WHAT THIS TASK INVOLVES = Output all of the entries below precisely as written.

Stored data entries

━━━━

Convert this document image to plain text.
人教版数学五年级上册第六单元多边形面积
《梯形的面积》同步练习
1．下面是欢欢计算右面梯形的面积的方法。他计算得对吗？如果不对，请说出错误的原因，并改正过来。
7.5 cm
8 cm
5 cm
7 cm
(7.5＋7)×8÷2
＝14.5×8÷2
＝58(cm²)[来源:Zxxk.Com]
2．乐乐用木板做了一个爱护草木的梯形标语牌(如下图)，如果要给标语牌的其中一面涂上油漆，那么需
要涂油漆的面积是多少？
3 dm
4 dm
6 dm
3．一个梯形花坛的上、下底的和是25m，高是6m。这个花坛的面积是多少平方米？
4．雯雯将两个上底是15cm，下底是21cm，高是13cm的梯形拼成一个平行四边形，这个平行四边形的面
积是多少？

━━━━

ANSWER TO THIS EXERCISE =
Convert this document image to plain text.
人教版数学五年级上册第六单元多边形面积
《梯形的面积》同步练习
1．下面是欢欢计算右面梯形的面积的方法。他计算得对吗？如果不对，请说出错误的原因，并改正过来。
7.5 cm
8 cm
5 cm
7 cm
(7.5＋7)×8÷2
＝14.5×8÷2
＝58(cm²)[来源:Zxxk.Com]
2．乐乐用木板做了一个爱护草木的梯形标语牌(如下图)，如果要给标语牌的其中一面涂上油漆，那么需
要涂油漆的面积是多少？
3 dm
4 dm
6 dm
3．一个梯形花坛的上、下底的和是25m，高是6m。这个花坛的面积是多少平方米？
4．雯雯将两个上底是15cm，下底是21cm，高是13cm的梯形拼成一个平行四边形，这个平行四边形的面
积是多少？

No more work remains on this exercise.